Instructions to follow – Print out each entry below exactly, please.

Excerpted records –

————————

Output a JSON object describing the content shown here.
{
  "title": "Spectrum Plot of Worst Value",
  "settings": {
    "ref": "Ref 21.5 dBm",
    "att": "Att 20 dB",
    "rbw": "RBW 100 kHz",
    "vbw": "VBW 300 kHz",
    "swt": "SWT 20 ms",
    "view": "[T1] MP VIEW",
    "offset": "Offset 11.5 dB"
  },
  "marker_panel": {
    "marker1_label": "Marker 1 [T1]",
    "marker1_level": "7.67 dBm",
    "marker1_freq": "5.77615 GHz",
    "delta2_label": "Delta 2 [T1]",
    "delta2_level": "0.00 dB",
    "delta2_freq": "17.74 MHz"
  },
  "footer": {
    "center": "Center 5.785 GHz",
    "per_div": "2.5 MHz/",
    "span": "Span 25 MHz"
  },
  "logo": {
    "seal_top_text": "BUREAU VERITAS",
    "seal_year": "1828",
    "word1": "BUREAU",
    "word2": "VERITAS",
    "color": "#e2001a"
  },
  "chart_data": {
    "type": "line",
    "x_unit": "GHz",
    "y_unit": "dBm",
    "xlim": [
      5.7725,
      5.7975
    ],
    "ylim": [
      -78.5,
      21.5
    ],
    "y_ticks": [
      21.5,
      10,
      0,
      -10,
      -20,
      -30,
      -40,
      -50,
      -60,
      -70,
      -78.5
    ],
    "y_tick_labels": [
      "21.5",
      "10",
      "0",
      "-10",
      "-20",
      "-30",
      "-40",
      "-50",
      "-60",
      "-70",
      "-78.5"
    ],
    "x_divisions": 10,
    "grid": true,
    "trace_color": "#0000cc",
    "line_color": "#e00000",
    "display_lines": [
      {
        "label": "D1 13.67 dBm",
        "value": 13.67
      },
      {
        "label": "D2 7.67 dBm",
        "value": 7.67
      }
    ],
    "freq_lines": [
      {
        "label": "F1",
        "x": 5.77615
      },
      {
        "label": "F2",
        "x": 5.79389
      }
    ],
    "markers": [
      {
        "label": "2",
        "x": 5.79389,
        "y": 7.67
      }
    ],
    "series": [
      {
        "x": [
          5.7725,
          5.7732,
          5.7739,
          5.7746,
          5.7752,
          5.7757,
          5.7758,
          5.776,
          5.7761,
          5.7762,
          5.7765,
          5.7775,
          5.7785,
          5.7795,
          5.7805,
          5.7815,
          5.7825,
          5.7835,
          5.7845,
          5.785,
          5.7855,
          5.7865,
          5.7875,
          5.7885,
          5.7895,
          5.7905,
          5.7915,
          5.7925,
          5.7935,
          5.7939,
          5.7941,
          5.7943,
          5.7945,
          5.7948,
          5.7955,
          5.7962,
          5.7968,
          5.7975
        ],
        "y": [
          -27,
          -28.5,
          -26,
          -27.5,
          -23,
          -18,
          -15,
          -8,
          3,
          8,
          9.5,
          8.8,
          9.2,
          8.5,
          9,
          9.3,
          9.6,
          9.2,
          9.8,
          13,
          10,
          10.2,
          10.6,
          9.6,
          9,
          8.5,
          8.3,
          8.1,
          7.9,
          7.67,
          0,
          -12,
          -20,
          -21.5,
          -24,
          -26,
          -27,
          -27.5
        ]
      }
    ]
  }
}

————————

Solution to this problem –
Output a JSON object describing the content shown here.
{
  "title": "Spectrum Plot of Worst Value",
  "settings": {
    "ref": "Ref 21.5 dBm",
    "att": "Att 20 dB",
    "rbw": "RBW 100 kHz",
    "vbw": "VBW 300 kHz",
    "swt": "SWT 20 ms",
    "view": "[T1] MP VIEW",
    "offset": "Offset 11.5 dB"
  },
  "marker_panel": {
    "marker1_label": "Marker 1 [T1]",
    "marker1_level": "7.67 dBm",
    "marker1_freq": "5.77615 GHz",
    "delta2_label": "Delta 2 [T1]",
    "delta2_level": "0.00 dB",
    "delta2_freq": "17.74 MHz"
  },
  "footer": {
    "center": "Center 5.785 GHz",
    "per_div": "2.5 MHz/",
    "span": "Span 25 MHz"
  },
  "logo": {
    "seal_top_text": "BUREAU VERITAS",
    "seal_year": "1828",
    "word1": "BUREAU",
    "word2": "VERITAS",
    "color": "#e2001a"
  },
  "chart_data": {
    "type": "line",
    "x_unit": "GHz",
    "y_unit": "dBm",
    "xlim": [
      5.7725,
      5.7975
    ],
    "ylim": [
      -78.5,
      21.5
    ],
    "y_ticks": [
      21.5,
      10,
      0,
      -10,
      -20,
      -30,
      -40,
      -50,
      -60,
      -70,
      -78.5
    ],
    "y_tick_labels": [
      "21.5",
      "10",
      "0",
      "-10",
      "-20",
      "-30",
      "-40",
      "-50",
      "-60",
      "-70",
      "-78.5"
    ],
    "x_divisions": 10,
    "grid": true,
    "trace_color": "#0000cc",
    "line_color": "#e00000",
    "display_lines": [
      {
        "label": "D1 13.67 dBm",
        "value": 13.67
      },
      {
        "label": "D2 7.67 dBm",
        "value": 7.67
      }
    ],
    "freq_lines": [
      {
        "label": "F1",
        "x": 5.77615
      },
      {
        "label": "F2",
        "x": 5.79389
      }
    ],
    "markers": [
      {
        "label": "2",
        "x": 5.79389,
        "y": 7.67
      }
    ],
    "series": [
      {
        "x": [
          5.7725,
          5.7732,
          5.7739,
          5.7746,
          5.7752,
          5.7757,
          5.7758,
          5.776,
          5.7761,
          5.7762,
          5.7765,
          5.7775,
          5.7785,
          5.7795,
          5.7805,
          5.7815,
          5.7825,
          5.7835,
          5.7845,
          5.785,
          5.7855,
          5.7865,
          5.7875,
          5.7885,
          5.7895,
          5.7905,
          5.7915,
          5.7925,
          5.7935,
          5.7939,
          5.7941,
          5.7943,
          5.7945,
          5.7948,
          5.7955,
          5.7962,
          5.7968,
          5.7975
        ],
        "y": [
          -27,
          -28.5,
          -26,
          -27.5,
          -23,
          -18,
          -15,
          -8,
          3,
          8,
          9.5,
          8.8,
          9.2,
          8.5,
          9,
          9.3,
          9.6,
          9.2,
          9.8,
          13,
          10,
          10.2,
          10.6,
          9.6,
          9,
          8.5,
          8.3,
          8.1,
          7.9,
          7.67,
          0,
          -12,
          -20,
          -21.5,
          -24,
          -26,
          -27,
          -27.5
        ]
      }
    ]
  }
}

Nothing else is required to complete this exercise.